**Task goal**
Please copy every line of the records below that holds the word "report".

**Supplied records**

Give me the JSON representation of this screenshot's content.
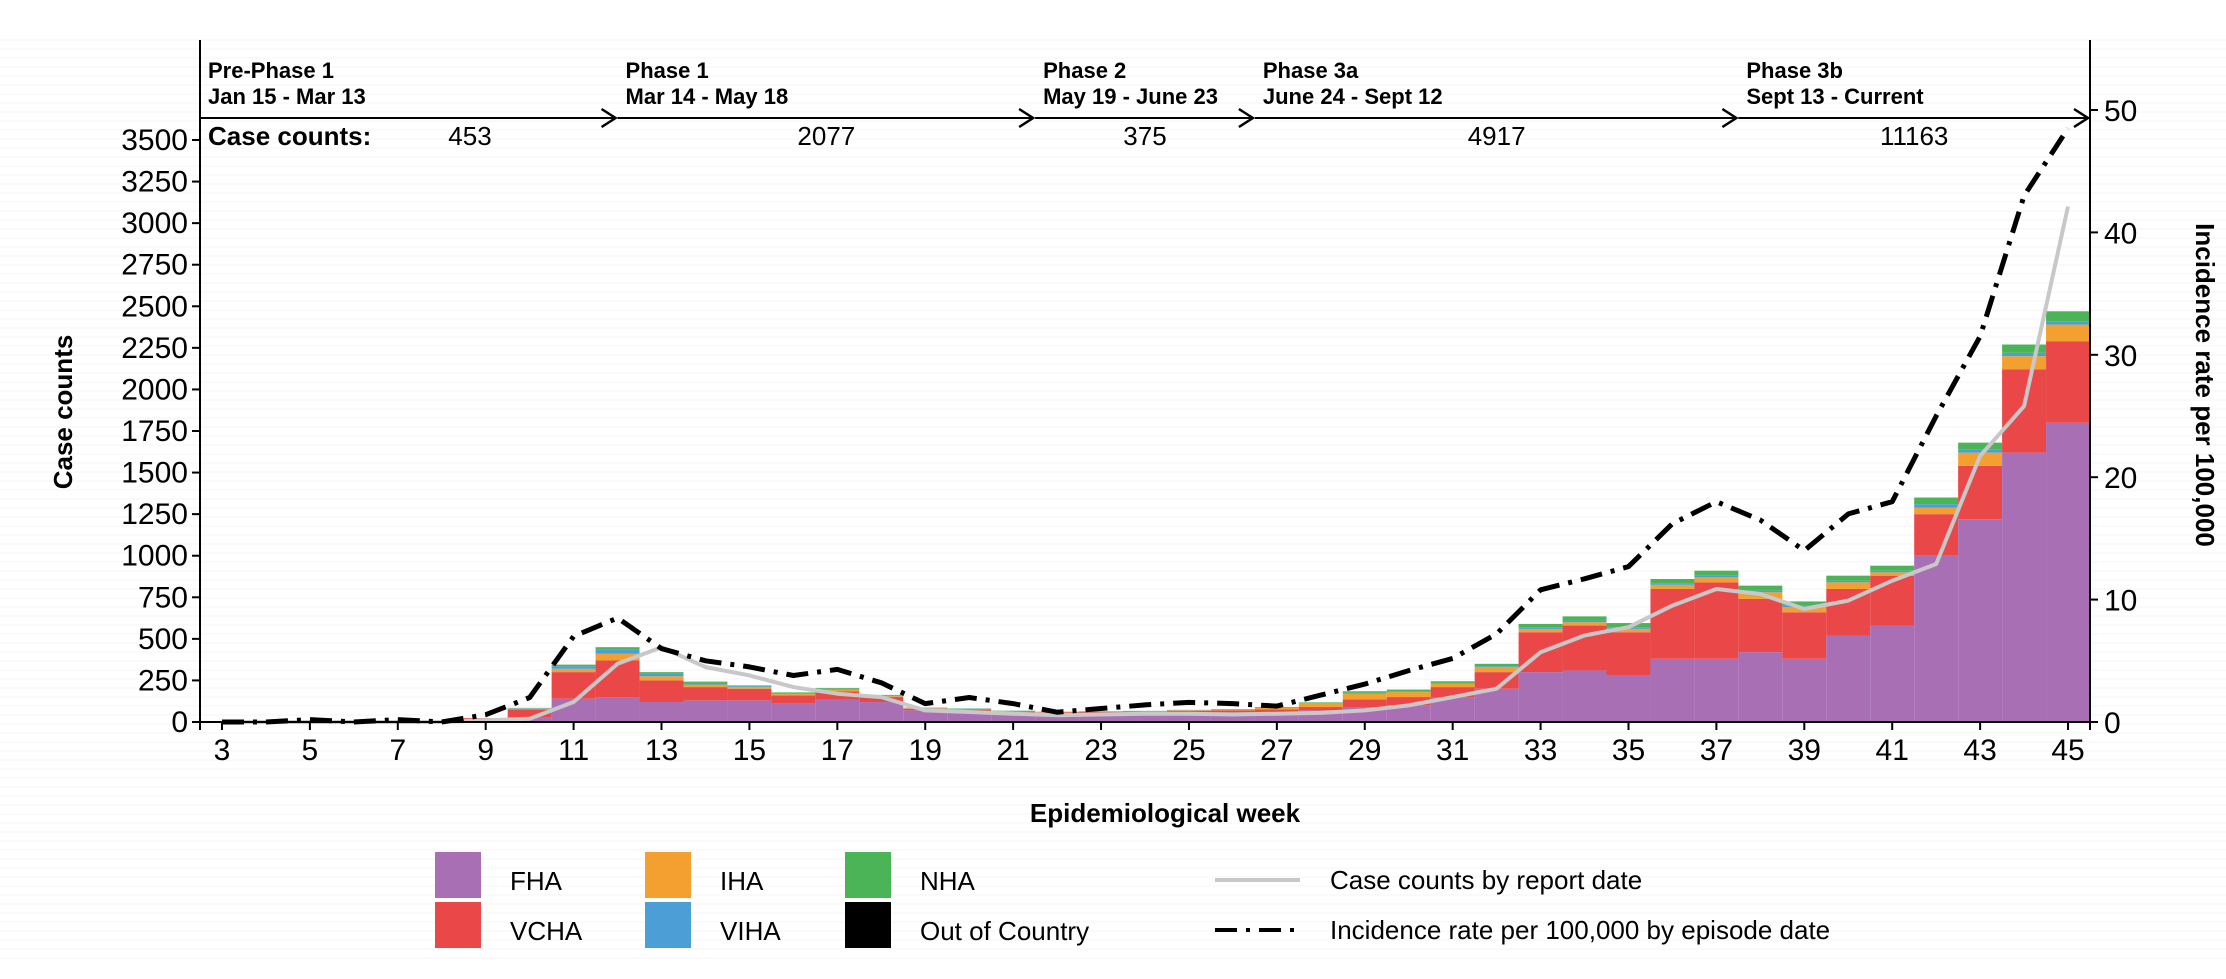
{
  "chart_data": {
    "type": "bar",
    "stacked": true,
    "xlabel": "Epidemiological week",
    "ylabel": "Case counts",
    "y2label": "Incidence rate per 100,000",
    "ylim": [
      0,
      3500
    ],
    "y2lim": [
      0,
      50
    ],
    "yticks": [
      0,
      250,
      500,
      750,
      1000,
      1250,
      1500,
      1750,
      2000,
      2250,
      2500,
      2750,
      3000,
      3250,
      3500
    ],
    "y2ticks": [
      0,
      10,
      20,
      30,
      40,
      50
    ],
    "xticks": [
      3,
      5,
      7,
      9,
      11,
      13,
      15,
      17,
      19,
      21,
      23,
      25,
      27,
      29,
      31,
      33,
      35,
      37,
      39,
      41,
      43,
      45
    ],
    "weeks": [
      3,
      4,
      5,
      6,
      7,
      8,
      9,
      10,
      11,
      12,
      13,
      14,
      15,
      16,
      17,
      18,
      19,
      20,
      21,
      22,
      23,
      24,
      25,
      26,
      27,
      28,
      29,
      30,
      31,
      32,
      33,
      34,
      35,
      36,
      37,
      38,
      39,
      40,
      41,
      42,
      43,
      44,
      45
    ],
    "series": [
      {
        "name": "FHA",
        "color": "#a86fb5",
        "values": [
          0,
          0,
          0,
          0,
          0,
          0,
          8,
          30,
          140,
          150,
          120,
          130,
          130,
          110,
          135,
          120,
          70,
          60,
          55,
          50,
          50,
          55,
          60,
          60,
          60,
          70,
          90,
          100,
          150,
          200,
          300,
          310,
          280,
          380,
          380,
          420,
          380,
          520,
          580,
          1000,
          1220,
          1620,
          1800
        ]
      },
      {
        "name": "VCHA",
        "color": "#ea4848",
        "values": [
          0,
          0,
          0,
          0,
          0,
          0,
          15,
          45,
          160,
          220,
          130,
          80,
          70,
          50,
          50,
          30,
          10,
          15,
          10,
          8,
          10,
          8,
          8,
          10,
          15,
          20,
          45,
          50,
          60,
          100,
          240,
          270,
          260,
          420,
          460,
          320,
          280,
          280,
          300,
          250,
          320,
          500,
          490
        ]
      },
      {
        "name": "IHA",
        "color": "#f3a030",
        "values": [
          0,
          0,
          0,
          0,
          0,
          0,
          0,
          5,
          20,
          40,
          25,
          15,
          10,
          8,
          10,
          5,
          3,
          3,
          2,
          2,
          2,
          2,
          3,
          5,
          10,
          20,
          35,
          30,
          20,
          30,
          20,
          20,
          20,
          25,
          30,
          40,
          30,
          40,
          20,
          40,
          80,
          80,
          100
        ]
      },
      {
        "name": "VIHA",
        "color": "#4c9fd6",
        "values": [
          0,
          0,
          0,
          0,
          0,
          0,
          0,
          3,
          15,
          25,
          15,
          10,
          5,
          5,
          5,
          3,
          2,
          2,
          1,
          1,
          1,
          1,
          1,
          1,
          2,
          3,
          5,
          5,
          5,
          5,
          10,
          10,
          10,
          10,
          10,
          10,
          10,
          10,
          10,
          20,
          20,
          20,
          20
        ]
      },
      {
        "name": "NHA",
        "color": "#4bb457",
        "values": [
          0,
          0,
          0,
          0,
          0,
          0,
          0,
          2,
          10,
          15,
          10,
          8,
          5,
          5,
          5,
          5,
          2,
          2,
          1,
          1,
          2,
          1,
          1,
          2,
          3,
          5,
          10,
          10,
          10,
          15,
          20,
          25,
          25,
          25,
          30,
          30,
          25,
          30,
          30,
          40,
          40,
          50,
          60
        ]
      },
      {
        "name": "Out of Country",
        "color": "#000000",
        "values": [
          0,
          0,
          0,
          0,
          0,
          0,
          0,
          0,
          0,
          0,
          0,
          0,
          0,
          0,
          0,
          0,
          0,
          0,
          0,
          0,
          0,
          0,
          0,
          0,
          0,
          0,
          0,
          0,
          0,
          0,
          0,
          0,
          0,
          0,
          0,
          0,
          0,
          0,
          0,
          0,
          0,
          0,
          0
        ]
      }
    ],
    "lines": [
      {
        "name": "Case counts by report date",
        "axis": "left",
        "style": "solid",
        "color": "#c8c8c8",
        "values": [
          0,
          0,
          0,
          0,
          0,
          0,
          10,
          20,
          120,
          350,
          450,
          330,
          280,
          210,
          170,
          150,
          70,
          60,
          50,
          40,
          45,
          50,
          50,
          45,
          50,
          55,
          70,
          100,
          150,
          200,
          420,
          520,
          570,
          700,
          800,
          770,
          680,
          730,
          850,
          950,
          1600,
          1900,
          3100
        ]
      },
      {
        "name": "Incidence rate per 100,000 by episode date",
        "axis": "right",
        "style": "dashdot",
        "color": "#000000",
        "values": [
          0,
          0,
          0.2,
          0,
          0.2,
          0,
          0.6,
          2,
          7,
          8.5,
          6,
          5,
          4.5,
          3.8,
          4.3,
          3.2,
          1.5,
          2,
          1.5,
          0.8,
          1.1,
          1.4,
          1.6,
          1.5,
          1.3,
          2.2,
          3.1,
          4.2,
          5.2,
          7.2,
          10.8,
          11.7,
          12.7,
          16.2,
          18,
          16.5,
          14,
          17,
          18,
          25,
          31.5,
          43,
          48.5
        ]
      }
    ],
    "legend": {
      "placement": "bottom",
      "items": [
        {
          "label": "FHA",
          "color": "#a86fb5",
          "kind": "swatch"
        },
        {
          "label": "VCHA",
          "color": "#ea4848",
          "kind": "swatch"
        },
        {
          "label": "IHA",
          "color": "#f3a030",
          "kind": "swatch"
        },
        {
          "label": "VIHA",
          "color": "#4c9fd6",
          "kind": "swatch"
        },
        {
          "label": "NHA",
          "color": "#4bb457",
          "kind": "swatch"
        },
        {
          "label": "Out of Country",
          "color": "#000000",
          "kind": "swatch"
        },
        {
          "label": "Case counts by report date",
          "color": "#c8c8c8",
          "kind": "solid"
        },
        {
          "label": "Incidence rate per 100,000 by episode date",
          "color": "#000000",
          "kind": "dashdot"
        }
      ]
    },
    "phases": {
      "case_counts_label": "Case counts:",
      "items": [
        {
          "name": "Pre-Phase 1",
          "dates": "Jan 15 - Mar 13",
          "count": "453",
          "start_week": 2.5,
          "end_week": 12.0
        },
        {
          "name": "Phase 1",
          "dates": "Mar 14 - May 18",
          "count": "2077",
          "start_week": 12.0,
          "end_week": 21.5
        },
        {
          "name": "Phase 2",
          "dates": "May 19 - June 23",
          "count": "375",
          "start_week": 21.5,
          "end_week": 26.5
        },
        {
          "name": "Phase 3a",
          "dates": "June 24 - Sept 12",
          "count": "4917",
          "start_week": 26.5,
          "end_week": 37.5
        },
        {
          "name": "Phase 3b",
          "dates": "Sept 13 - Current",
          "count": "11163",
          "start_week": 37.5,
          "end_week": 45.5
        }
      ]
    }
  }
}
==
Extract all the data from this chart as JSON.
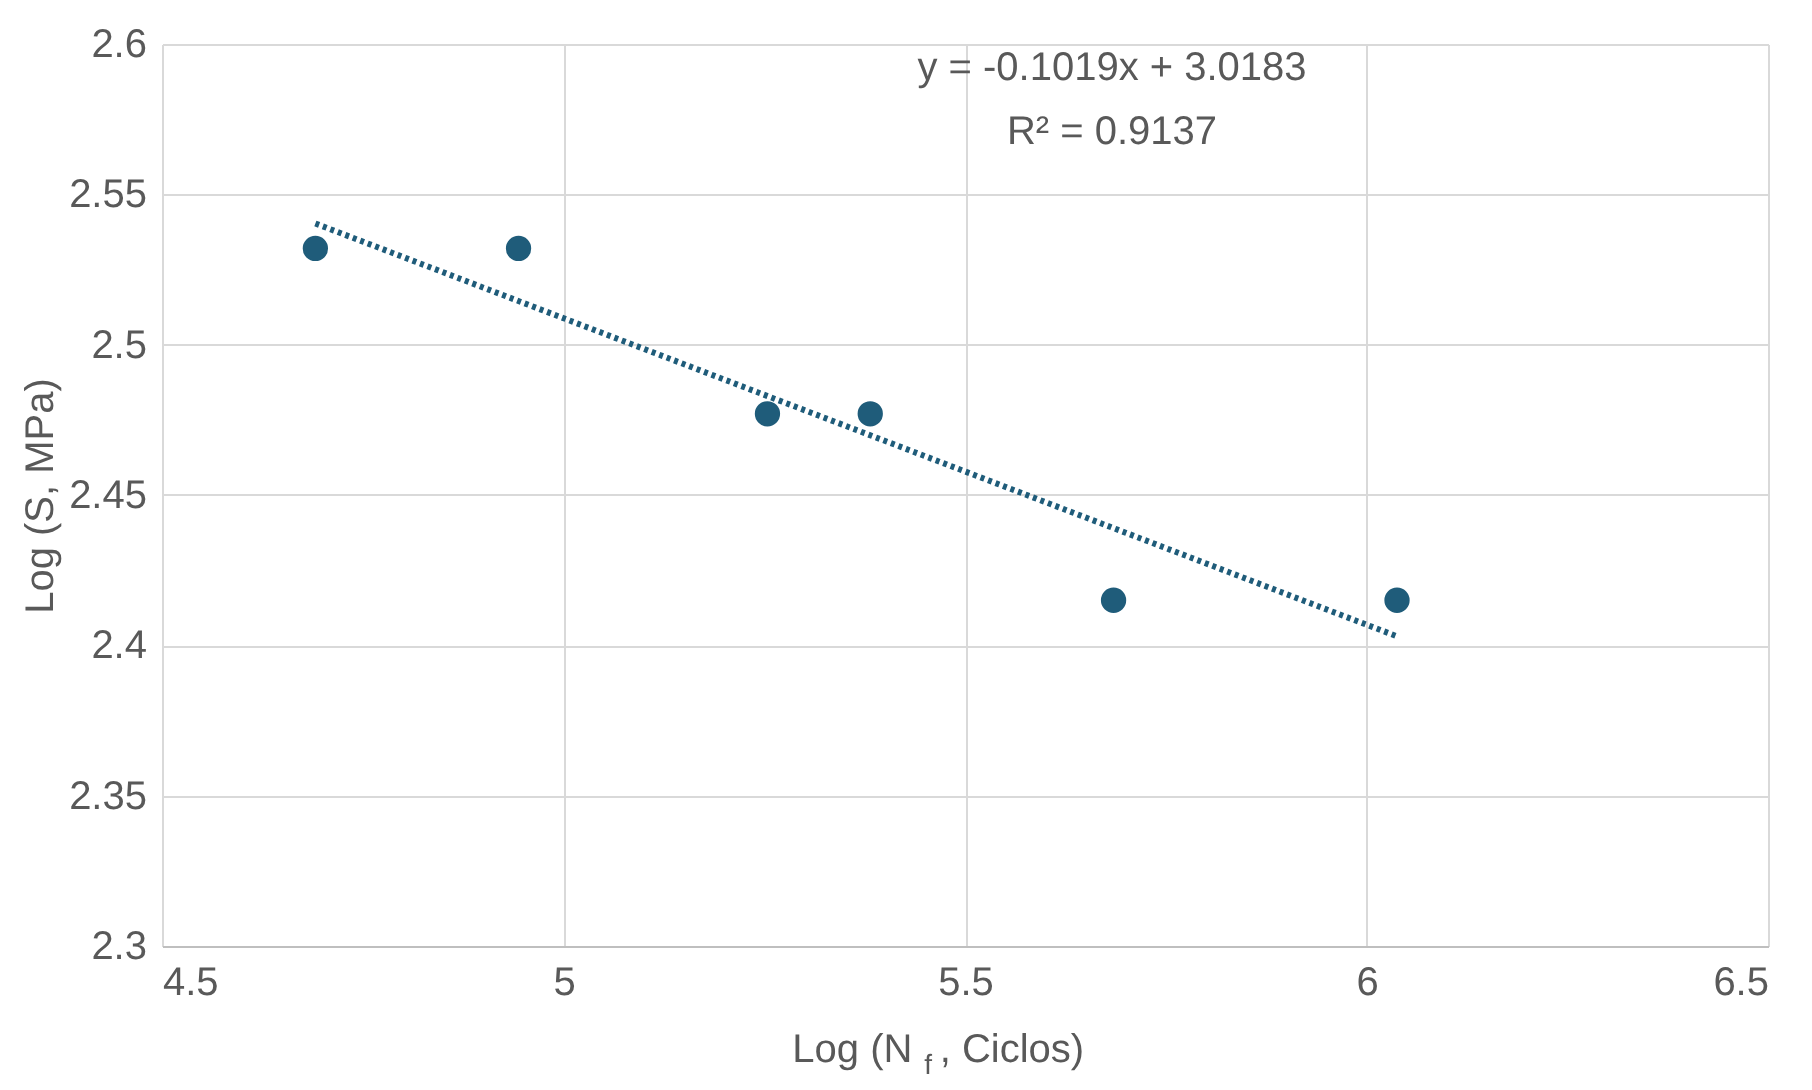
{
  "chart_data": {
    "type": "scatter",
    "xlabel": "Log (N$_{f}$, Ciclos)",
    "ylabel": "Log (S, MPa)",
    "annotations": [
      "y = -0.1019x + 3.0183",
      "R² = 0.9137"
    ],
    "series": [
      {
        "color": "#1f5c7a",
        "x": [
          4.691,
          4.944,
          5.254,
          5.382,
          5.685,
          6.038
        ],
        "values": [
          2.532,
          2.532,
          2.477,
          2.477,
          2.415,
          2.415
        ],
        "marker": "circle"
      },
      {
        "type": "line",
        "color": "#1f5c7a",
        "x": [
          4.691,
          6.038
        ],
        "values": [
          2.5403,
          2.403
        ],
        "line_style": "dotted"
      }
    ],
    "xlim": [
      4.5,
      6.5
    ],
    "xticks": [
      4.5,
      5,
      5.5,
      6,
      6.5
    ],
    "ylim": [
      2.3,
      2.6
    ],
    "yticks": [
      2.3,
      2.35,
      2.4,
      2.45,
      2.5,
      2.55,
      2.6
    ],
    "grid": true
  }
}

**Result**
        "name": "Case counts by report date",
          "label": "Case counts by report date",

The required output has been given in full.